__GIVEN INSTRUCTION__. Restate the records below word for word, and omit the images they hold.

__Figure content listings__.
-=-=-=-=-
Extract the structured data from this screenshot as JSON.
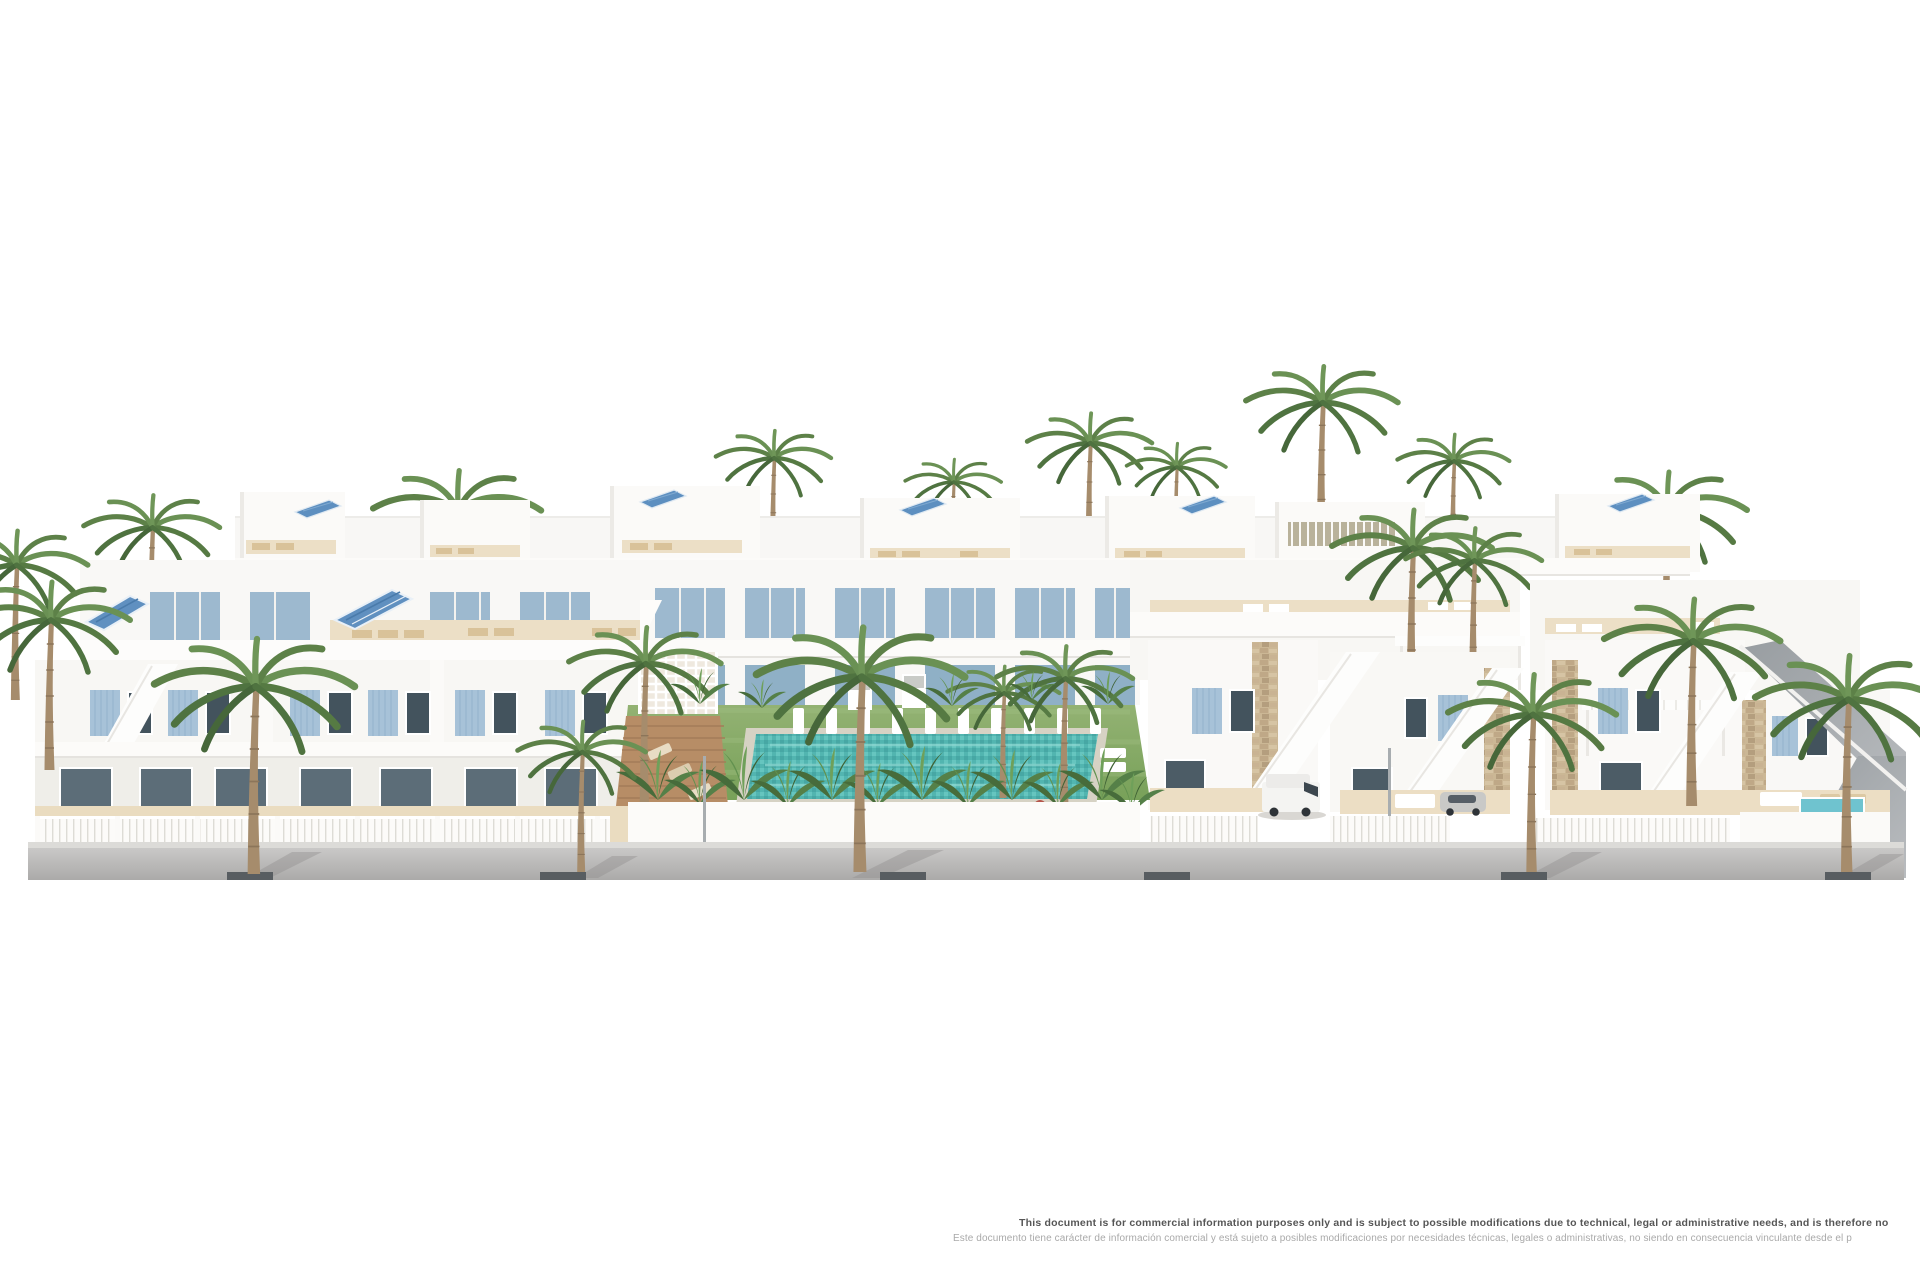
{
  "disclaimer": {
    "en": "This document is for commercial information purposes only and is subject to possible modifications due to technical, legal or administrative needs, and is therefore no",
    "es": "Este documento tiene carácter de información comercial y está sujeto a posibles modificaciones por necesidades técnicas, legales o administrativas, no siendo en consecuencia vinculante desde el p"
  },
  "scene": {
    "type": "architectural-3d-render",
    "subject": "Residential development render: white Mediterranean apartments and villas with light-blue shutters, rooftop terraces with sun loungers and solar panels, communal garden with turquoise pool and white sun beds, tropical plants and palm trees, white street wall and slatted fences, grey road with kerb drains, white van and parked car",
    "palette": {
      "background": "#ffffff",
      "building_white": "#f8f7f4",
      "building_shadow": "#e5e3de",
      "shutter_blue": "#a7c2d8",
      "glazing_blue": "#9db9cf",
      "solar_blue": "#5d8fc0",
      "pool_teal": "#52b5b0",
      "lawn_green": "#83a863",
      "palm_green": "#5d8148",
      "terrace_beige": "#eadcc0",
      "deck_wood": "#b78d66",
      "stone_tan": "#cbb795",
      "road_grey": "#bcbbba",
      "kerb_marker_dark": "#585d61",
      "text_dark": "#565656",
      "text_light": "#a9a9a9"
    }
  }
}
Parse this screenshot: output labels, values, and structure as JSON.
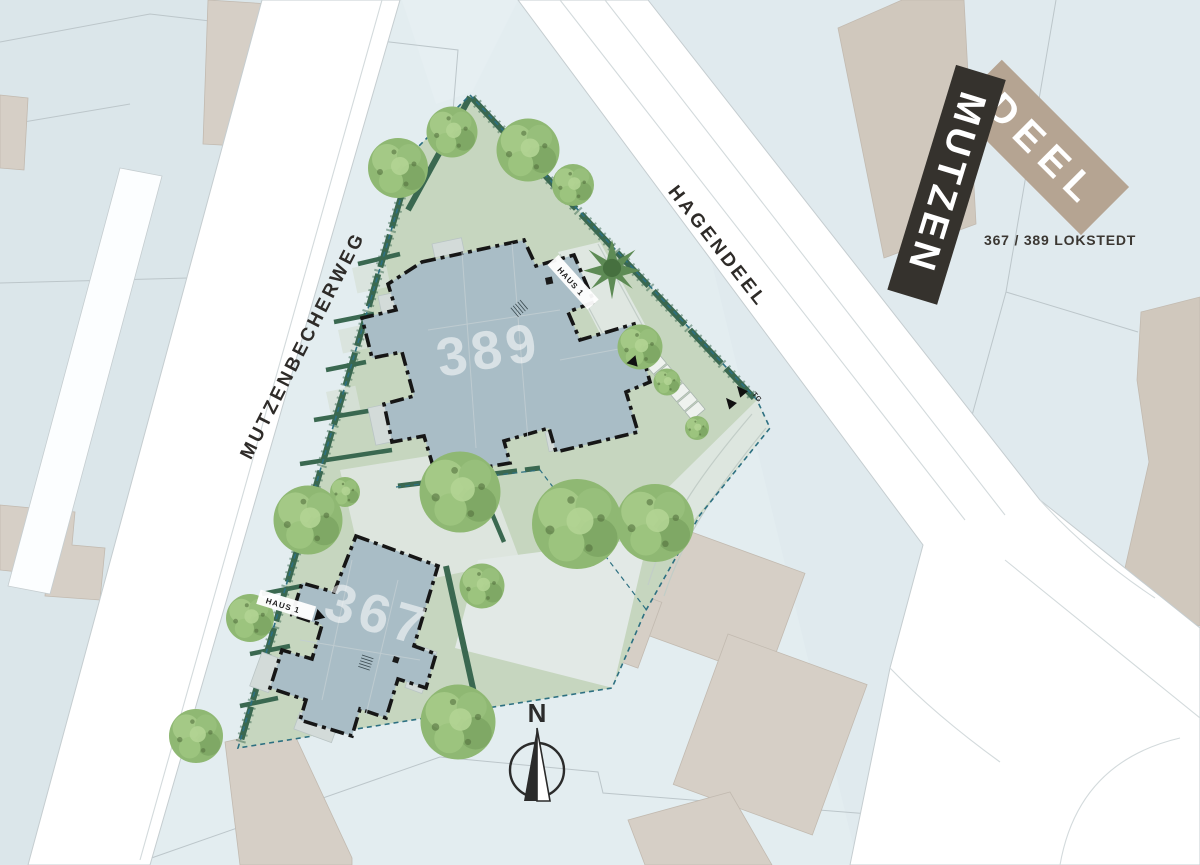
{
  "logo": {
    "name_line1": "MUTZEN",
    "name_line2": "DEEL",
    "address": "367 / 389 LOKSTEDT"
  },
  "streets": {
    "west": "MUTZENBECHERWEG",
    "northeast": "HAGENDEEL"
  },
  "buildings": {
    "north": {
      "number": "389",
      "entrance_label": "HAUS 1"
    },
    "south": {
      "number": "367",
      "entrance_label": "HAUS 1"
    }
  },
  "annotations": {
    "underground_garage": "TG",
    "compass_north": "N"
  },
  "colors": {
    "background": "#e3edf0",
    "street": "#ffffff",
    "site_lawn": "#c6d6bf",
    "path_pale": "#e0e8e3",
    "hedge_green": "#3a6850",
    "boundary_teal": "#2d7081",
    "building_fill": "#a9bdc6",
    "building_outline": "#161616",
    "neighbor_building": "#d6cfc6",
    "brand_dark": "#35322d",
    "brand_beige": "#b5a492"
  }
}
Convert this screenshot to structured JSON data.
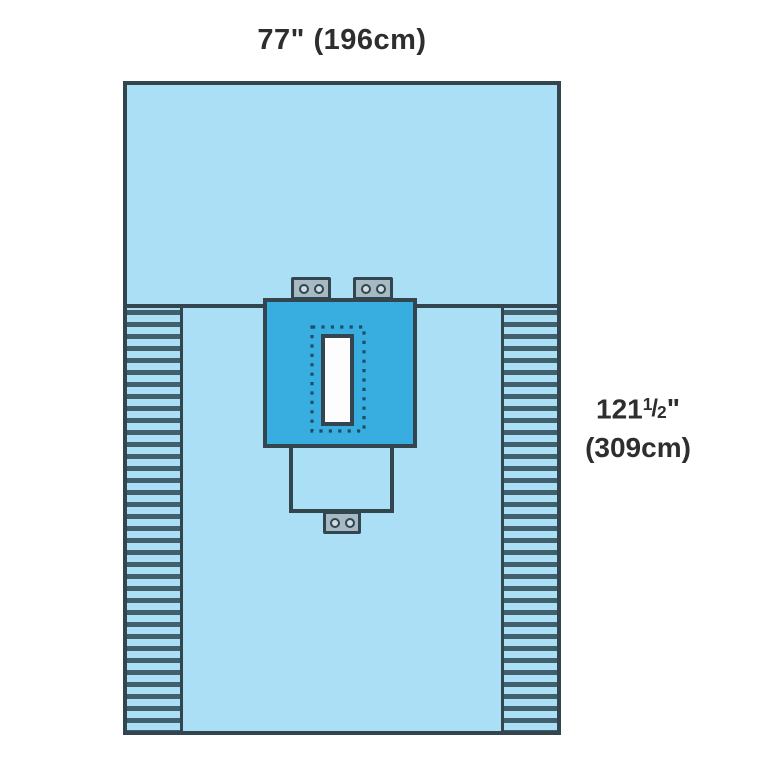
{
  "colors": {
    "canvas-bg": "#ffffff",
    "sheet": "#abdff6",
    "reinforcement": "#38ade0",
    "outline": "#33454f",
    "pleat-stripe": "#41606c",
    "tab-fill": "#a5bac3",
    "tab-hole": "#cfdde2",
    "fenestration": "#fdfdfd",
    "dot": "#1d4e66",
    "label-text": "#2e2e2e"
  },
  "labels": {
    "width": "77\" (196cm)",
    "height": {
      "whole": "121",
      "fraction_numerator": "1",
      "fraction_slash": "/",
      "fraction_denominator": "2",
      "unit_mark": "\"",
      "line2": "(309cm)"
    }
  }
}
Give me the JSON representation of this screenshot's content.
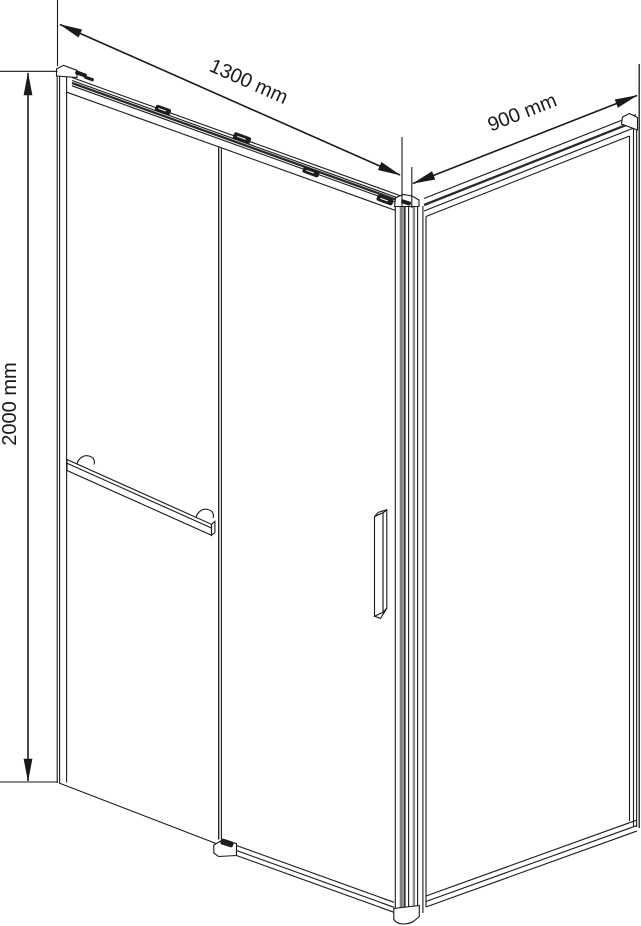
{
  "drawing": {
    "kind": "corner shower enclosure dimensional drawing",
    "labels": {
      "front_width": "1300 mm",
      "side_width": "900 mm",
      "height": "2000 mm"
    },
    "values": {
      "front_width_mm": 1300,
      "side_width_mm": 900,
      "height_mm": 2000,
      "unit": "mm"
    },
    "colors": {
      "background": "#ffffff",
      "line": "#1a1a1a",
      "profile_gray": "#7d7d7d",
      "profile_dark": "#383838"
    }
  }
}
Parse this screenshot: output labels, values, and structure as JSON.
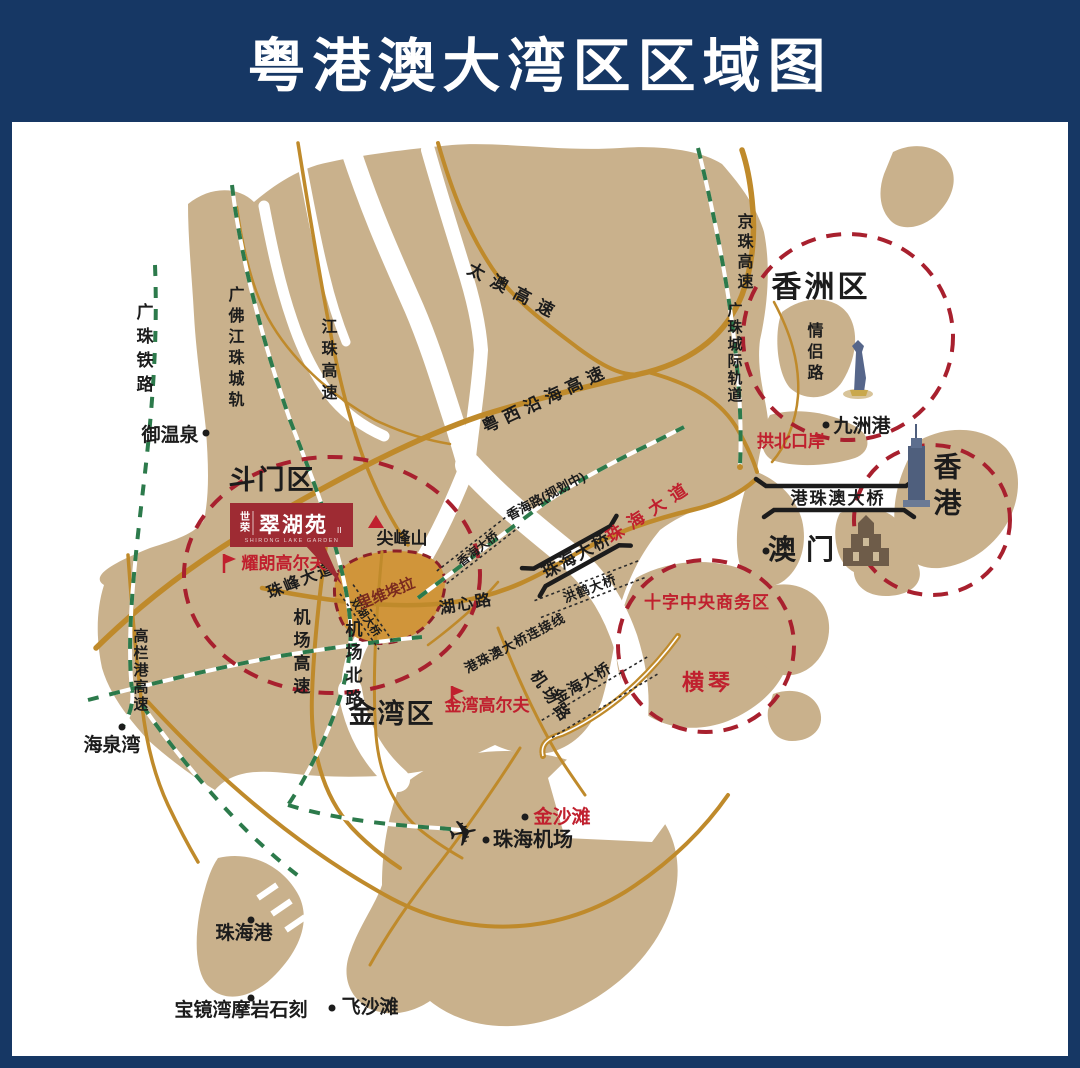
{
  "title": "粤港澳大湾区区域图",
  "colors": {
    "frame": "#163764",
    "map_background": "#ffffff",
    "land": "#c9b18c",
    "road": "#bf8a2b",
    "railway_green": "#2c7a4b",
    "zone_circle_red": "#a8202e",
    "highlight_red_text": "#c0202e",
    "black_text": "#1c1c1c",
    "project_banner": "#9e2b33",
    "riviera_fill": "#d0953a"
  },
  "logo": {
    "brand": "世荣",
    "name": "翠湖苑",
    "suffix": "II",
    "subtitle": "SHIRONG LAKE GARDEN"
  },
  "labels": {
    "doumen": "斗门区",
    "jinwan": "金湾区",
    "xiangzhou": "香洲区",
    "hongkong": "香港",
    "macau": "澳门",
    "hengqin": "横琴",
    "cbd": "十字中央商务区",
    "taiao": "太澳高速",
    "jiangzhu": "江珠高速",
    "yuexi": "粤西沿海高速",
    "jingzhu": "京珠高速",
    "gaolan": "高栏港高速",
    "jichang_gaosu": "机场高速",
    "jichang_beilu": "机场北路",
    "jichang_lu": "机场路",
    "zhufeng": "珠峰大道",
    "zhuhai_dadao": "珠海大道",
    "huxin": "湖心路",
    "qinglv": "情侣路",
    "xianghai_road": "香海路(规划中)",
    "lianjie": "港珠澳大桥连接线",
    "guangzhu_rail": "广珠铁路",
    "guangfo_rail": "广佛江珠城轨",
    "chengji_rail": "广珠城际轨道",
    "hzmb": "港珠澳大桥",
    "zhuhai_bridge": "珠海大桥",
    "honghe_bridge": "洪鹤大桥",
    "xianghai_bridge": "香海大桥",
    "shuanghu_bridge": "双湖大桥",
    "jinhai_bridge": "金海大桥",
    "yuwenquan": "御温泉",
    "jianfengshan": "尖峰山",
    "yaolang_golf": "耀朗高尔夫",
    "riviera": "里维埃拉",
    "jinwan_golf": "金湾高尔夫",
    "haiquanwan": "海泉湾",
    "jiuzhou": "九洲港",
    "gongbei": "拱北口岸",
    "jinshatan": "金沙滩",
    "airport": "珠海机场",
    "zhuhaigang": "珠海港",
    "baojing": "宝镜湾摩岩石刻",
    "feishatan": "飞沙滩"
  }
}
-=-=-=-=-
__ANSWER TO THIS EXERCISE__.
Extract the structured data from this screenshot as JSON.
{
  "disclaimer": {
    "en": "This document is for commercial information purposes only and is subject to possible modifications due to technical, legal or administrative needs, and is therefore no",
    "es": "Este documento tiene carácter de información comercial y está sujeto a posibles modificaciones por necesidades técnicas, legales o administrativas, no siendo en consecuencia vinculante desde el p"
  },
  "scene": {
    "type": "architectural-3d-render",
    "subject": "Residential development render: white Mediterranean apartments and villas with light-blue shutters, rooftop terraces with sun loungers and solar panels, communal garden with turquoise pool and white sun beds, tropical plants and palm trees, white street wall and slatted fences, grey road with kerb drains, white van and parked car",
    "palette": {
      "background": "#ffffff",
      "building_white": "#f8f7f4",
      "building_shadow": "#e5e3de",
      "shutter_blue": "#a7c2d8",
      "glazing_blue": "#9db9cf",
      "solar_blue": "#5d8fc0",
      "pool_teal": "#52b5b0",
      "lawn_green": "#83a863",
      "palm_green": "#5d8148",
      "terrace_beige": "#eadcc0",
      "deck_wood": "#b78d66",
      "stone_tan": "#cbb795",
      "road_grey": "#bcbbba",
      "kerb_marker_dark": "#585d61",
      "text_dark": "#565656",
      "text_light": "#a9a9a9"
    }
  }
}
Parse this screenshot: output labels, values, and structure as JSON.
{
  "logo": {
    "name_line1": "MUTZEN",
    "name_line2": "DEEL",
    "address": "367 / 389 LOKSTEDT"
  },
  "streets": {
    "west": "MUTZENBECHERWEG",
    "northeast": "HAGENDEEL"
  },
  "buildings": {
    "north": {
      "number": "389",
      "entrance_label": "HAUS 1"
    },
    "south": {
      "number": "367",
      "entrance_label": "HAUS 1"
    }
  },
  "annotations": {
    "underground_garage": "TG",
    "compass_north": "N"
  },
  "colors": {
    "background": "#e3edf0",
    "street": "#ffffff",
    "site_lawn": "#c6d6bf",
    "path_pale": "#e0e8e3",
    "hedge_green": "#3a6850",
    "boundary_teal": "#2d7081",
    "building_fill": "#a9bdc6",
    "building_outline": "#161616",
    "neighbor_building": "#d6cfc6",
    "brand_dark": "#35322d",
    "brand_beige": "#b5a492"
  }
}
Convert this screenshot to structured JSON data.
{
  "colors": {
    "canvas-bg": "#ffffff",
    "sheet": "#abdff6",
    "reinforcement": "#38ade0",
    "outline": "#33454f",
    "pleat-stripe": "#41606c",
    "tab-fill": "#a5bac3",
    "tab-hole": "#cfdde2",
    "fenestration": "#fdfdfd",
    "dot": "#1d4e66",
    "label-text": "#2e2e2e"
  },
  "labels": {
    "width": "77\" (196cm)",
    "height": {
      "whole": "121",
      "fraction_numerator": "1",
      "fraction_slash": "/",
      "fraction_denominator": "2",
      "unit_mark": "\"",
      "line2": "(309cm)"
    }
  }
}
Give me the JSON representation of this screenshot's content.
{
  "drawing": {
    "kind": "corner shower enclosure dimensional drawing",
    "labels": {
      "front_width": "1300 mm",
      "side_width": "900 mm",
      "height": "2000 mm"
    },
    "values": {
      "front_width_mm": 1300,
      "side_width_mm": 900,
      "height_mm": 2000,
      "unit": "mm"
    },
    "colors": {
      "background": "#ffffff",
      "line": "#1a1a1a",
      "profile_gray": "#7d7d7d",
      "profile_dark": "#383838"
    }
  }
}
Parse this screenshot: output labels, values, and structure as JSON.
{
  "title": "粤港澳大湾区区域图",
  "colors": {
    "frame": "#163764",
    "map_background": "#ffffff",
    "land": "#c9b18c",
    "road": "#bf8a2b",
    "railway_green": "#2c7a4b",
    "zone_circle_red": "#a8202e",
    "highlight_red_text": "#c0202e",
    "black_text": "#1c1c1c",
    "project_banner": "#9e2b33",
    "riviera_fill": "#d0953a"
  },
  "logo": {
    "brand": "世荣",
    "name": "翠湖苑",
    "suffix": "II",
    "subtitle": "SHIRONG LAKE GARDEN"
  },
  "labels": {
    "doumen": "斗门区",
    "jinwan": "金湾区",
    "xiangzhou": "香洲区",
    "hongkong": "香港",
    "macau": "澳门",
    "hengqin": "横琴",
    "cbd": "十字中央商务区",
    "taiao": "太澳高速",
    "jiangzhu": "江珠高速",
    "yuexi": "粤西沿海高速",
    "jingzhu": "京珠高速",
    "gaolan": "高栏港高速",
    "jichang_gaosu": "机场高速",
    "jichang_beilu": "机场北路",
    "jichang_lu": "机场路",
    "zhufeng": "珠峰大道",
    "zhuhai_dadao": "珠海大道",
    "huxin": "湖心路",
    "qinglv": "情侣路",
    "xianghai_road": "香海路(规划中)",
    "lianjie": "港珠澳大桥连接线",
    "guangzhu_rail": "广珠铁路",
    "guangfo_rail": "广佛江珠城轨",
    "chengji_rail": "广珠城际轨道",
    "hzmb": "港珠澳大桥",
    "zhuhai_bridge": "珠海大桥",
    "honghe_bridge": "洪鹤大桥",
    "xianghai_bridge": "香海大桥",
    "shuanghu_bridge": "双湖大桥",
    "jinhai_bridge": "金海大桥",
    "yuwenquan": "御温泉",
    "jianfengshan": "尖峰山",
    "yaolang_golf": "耀朗高尔夫",
    "riviera": "里维埃拉",
    "jinwan_golf": "金湾高尔夫",
    "haiquanwan": "海泉湾",
    "jiuzhou": "九洲港",
    "gongbei": "拱北口岸",
    "jinshatan": "金沙滩",
    "airport": "珠海机场",
    "zhuhaigang": "珠海港",
    "baojing": "宝镜湾摩岩石刻",
    "feishatan": "飞沙滩"
  }
}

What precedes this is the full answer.